SOURCE DATA ▸
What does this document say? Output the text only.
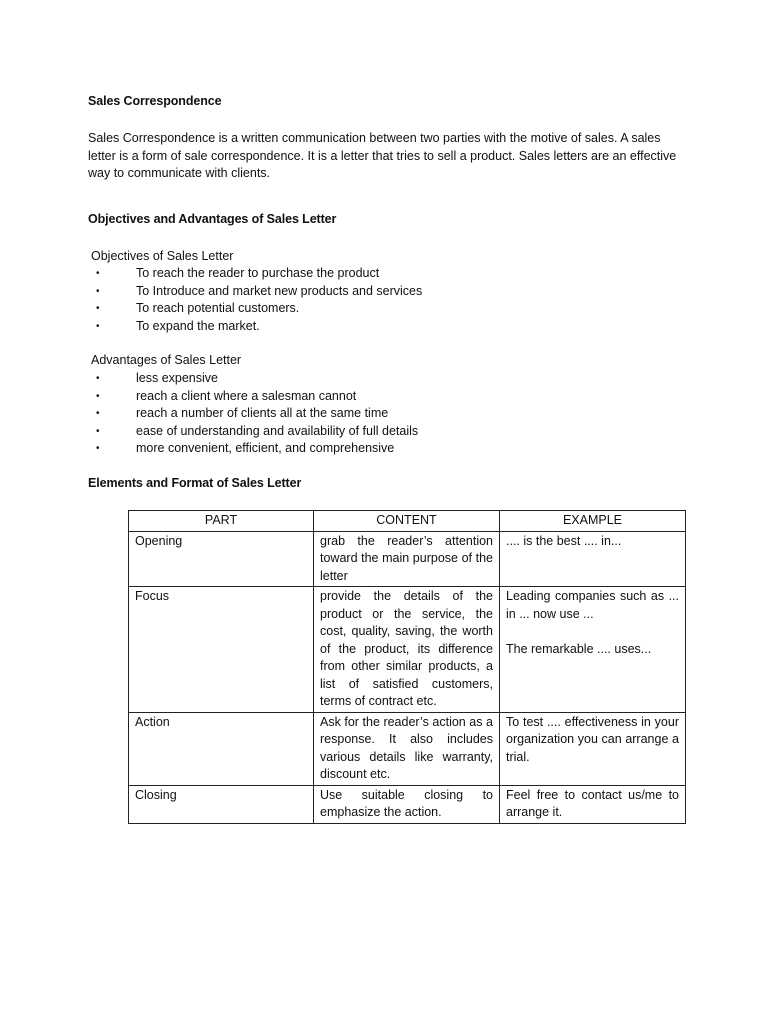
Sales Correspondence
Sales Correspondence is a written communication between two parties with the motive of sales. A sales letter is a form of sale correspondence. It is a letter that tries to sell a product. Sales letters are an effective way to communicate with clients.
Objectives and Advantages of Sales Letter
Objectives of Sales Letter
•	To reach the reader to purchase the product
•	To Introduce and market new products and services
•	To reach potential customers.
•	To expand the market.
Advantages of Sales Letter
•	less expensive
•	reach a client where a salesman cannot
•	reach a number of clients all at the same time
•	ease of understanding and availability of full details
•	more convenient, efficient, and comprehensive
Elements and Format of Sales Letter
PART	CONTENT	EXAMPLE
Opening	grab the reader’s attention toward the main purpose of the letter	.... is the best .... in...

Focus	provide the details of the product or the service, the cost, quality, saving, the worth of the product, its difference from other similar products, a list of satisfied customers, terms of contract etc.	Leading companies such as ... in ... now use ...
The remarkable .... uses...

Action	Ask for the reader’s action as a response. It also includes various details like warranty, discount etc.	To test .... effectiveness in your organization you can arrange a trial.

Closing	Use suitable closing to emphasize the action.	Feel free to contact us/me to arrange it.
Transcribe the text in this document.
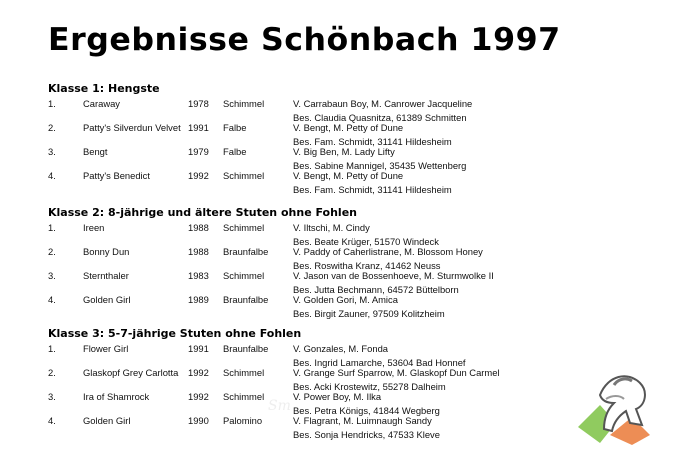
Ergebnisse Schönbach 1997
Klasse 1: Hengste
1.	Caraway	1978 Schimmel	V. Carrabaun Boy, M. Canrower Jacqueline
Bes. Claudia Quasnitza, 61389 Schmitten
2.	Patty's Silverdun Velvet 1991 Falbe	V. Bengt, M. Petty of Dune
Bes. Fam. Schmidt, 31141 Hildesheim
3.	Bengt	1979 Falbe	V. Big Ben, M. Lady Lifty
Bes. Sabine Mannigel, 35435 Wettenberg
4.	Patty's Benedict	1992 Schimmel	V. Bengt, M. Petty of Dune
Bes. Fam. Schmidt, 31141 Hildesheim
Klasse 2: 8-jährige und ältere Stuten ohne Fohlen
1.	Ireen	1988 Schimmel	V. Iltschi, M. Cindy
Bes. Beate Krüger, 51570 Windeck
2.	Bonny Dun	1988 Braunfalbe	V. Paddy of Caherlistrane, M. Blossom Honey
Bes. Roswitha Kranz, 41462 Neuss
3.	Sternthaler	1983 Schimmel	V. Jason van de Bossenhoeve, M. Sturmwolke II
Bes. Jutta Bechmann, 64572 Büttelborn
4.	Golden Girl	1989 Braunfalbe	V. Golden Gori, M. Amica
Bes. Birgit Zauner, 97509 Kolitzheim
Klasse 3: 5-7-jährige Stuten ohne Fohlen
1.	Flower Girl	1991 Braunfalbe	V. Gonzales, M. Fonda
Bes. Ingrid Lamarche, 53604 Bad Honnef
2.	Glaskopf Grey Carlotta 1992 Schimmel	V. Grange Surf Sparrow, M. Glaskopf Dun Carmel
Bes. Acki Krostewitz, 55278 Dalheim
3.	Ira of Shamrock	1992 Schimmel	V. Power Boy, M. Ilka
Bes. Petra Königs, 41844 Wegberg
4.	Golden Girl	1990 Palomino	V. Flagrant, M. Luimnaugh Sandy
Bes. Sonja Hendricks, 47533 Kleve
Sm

--

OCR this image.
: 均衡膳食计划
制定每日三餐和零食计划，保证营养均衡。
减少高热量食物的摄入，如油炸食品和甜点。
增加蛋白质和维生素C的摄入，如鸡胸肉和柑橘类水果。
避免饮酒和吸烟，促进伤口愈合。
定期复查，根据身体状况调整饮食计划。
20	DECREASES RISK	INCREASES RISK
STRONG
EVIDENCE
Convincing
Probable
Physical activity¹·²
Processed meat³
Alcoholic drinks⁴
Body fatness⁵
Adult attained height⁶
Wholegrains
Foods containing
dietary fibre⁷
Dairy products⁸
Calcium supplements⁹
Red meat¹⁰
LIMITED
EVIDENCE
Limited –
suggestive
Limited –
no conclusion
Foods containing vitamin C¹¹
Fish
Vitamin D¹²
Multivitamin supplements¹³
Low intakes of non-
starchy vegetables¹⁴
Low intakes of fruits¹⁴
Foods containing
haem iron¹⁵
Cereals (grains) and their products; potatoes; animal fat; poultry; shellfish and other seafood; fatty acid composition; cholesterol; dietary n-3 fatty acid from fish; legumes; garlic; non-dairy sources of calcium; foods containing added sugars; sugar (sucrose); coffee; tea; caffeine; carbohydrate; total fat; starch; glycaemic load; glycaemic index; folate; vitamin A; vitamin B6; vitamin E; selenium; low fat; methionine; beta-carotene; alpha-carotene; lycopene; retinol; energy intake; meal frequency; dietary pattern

PROBLEM STATEMENT ▸
Find the word "clients" in the entries, and copy every line it shows up in.

OUTPUT FOR THIS TASK ▸
Sales Correspondence is a written communication between two parties with the motive of sales. A sales letter is a form of sale correspondence. It is a letter that tries to sell a product. Sales letters are an effective way to communicate with clients.
•	reach a number of clients all at the same time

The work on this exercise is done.